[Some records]
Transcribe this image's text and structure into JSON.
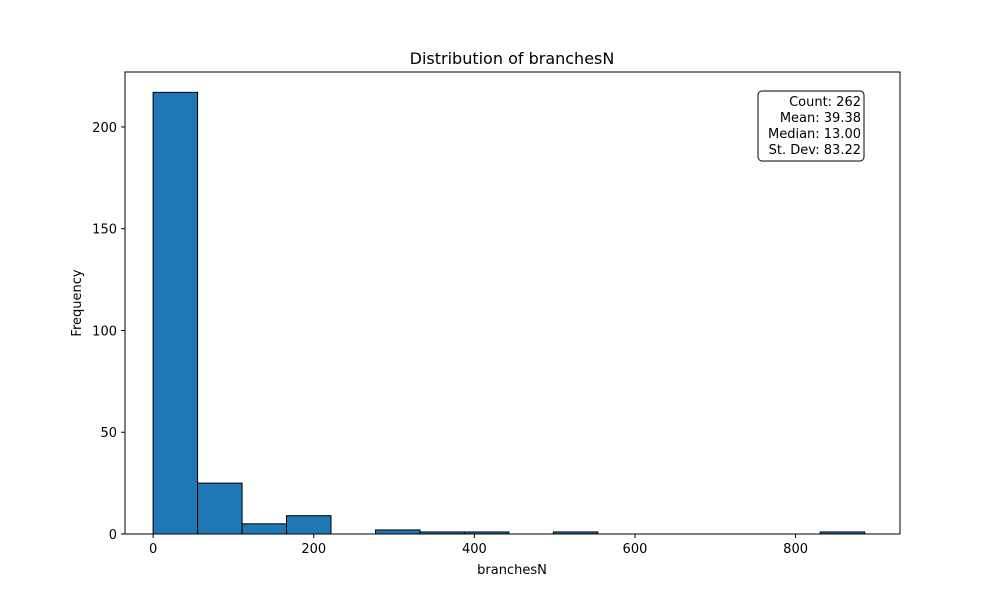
{
  "chart_data": {
    "type": "bar",
    "title": "Distribution of branchesN",
    "xlabel": "branchesN",
    "ylabel": "Frequency",
    "xlim": [
      -35,
      930
    ],
    "ylim": [
      0,
      227
    ],
    "bin_edges": [
      0,
      55.4,
      110.8,
      166.1,
      221.5,
      276.9,
      332.3,
      387.6,
      443.0,
      498.4,
      553.8,
      609.1,
      664.5,
      719.9,
      775.3,
      830.6,
      886.0
    ],
    "counts": [
      217,
      25,
      5,
      9,
      0,
      2,
      1,
      1,
      0,
      1,
      0,
      0,
      0,
      0,
      0,
      1
    ],
    "x_ticks": [
      0,
      200,
      400,
      600,
      800
    ],
    "y_ticks": [
      0,
      50,
      100,
      150,
      200
    ],
    "bar_color": "#1f77b4",
    "edge_color": "#000000",
    "grid": false,
    "stats_box": {
      "placement": "top-right",
      "lines": [
        "Count: 262",
        "Mean: 39.38",
        "Median: 13.00",
        "St. Dev: 83.22"
      ]
    }
  }
}
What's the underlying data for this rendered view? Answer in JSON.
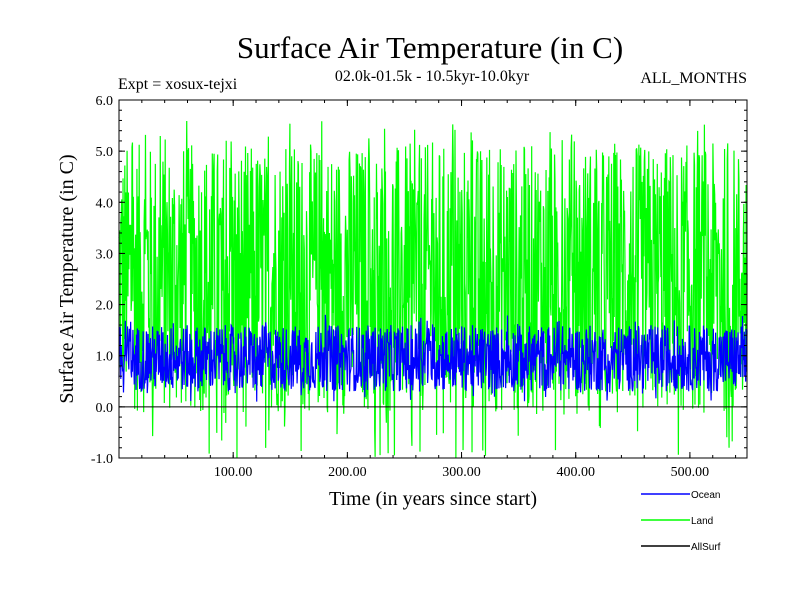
{
  "chart_data": {
    "type": "line",
    "title": "Surface Air Temperature (in C)",
    "subtitle_left": "Expt = xosux-tejxi",
    "subtitle_center": "02.0k-01.5k - 10.5kyr-10.0kyr",
    "subtitle_right": "ALL_MONTHS",
    "xlabel": "Time (in years since start)",
    "ylabel": "Surface Air Temperature (in C)",
    "xlim": [
      0,
      550
    ],
    "ylim": [
      -1.0,
      6.0
    ],
    "xticks": [
      100,
      200,
      300,
      400,
      500
    ],
    "xtick_labels": [
      "100.00",
      "200.00",
      "300.00",
      "400.00",
      "500.00"
    ],
    "yticks": [
      -1.0,
      0.0,
      1.0,
      2.0,
      3.0,
      4.0,
      5.0,
      6.0
    ],
    "ytick_labels": [
      "-1.0",
      "0.0",
      "1.0",
      "2.0",
      "3.0",
      "4.0",
      "5.0",
      "6.0"
    ],
    "reference_line_y": 0.0,
    "series": [
      {
        "name": "Land",
        "color": "#00ff00",
        "mean": 2.5,
        "typical_min": -0.3,
        "typical_max": 5.0,
        "extreme_min": -1.0,
        "extreme_max": 5.6
      },
      {
        "name": "Ocean",
        "color": "#0000ff",
        "mean": 0.95,
        "typical_min": 0.3,
        "typical_max": 1.6,
        "extreme_min": 0.1,
        "extreme_max": 1.8
      },
      {
        "name": "AllSurf",
        "color": "#000000"
      }
    ],
    "legend": [
      "Ocean",
      "Land",
      "AllSurf"
    ]
  }
}
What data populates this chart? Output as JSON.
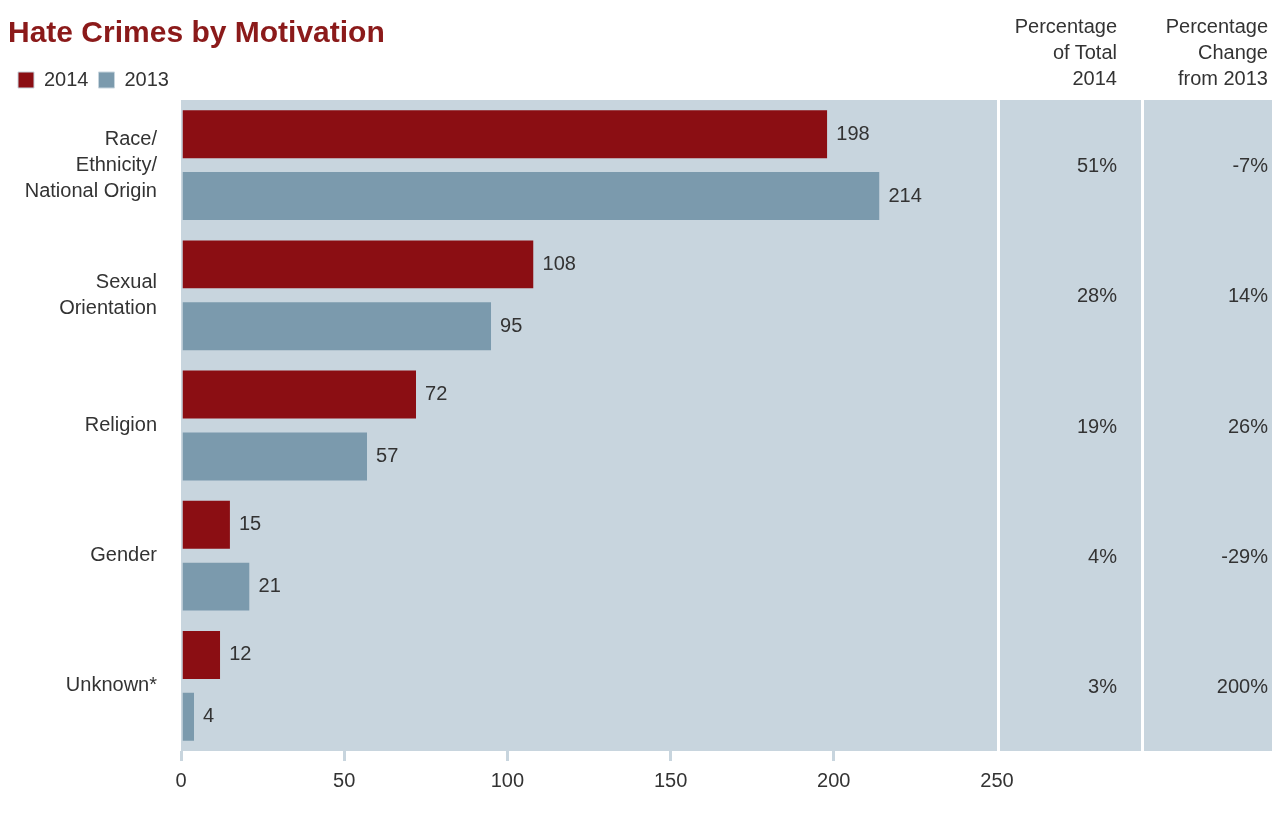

#### What is being asked
Leave the pictures out. Extract exactly the lines running from the one with "What's the underlying" through the last entry, both ends included.

#### Solution to this problem
What's the underlying data for this rendered view? Answer in JSON.
{
  "chart_data": {
    "type": "line",
    "title": "Surface Air Temperature (in C)",
    "subtitle_left": "Expt = xosux-tejxi",
    "subtitle_center": "02.0k-01.5k - 10.5kyr-10.0kyr",
    "subtitle_right": "ALL_MONTHS",
    "xlabel": "Time (in years since start)",
    "ylabel": "Surface Air Temperature (in C)",
    "xlim": [
      0,
      550
    ],
    "ylim": [
      -1.0,
      6.0
    ],
    "xticks": [
      100,
      200,
      300,
      400,
      500
    ],
    "xtick_labels": [
      "100.00",
      "200.00",
      "300.00",
      "400.00",
      "500.00"
    ],
    "yticks": [
      -1.0,
      0.0,
      1.0,
      2.0,
      3.0,
      4.0,
      5.0,
      6.0
    ],
    "ytick_labels": [
      "-1.0",
      "0.0",
      "1.0",
      "2.0",
      "3.0",
      "4.0",
      "5.0",
      "6.0"
    ],
    "reference_line_y": 0.0,
    "series": [
      {
        "name": "Land",
        "color": "#00ff00",
        "mean": 2.5,
        "typical_min": -0.3,
        "typical_max": 5.0,
        "extreme_min": -1.0,
        "extreme_max": 5.6
      },
      {
        "name": "Ocean",
        "color": "#0000ff",
        "mean": 0.95,
        "typical_min": 0.3,
        "typical_max": 1.6,
        "extreme_min": 0.1,
        "extreme_max": 1.8
      },
      {
        "name": "AllSurf",
        "color": "#000000"
      }
    ],
    "legend": [
      "Ocean",
      "Land",
      "AllSurf"
    ]
  }
}
What data populates this chart? Output as JSON.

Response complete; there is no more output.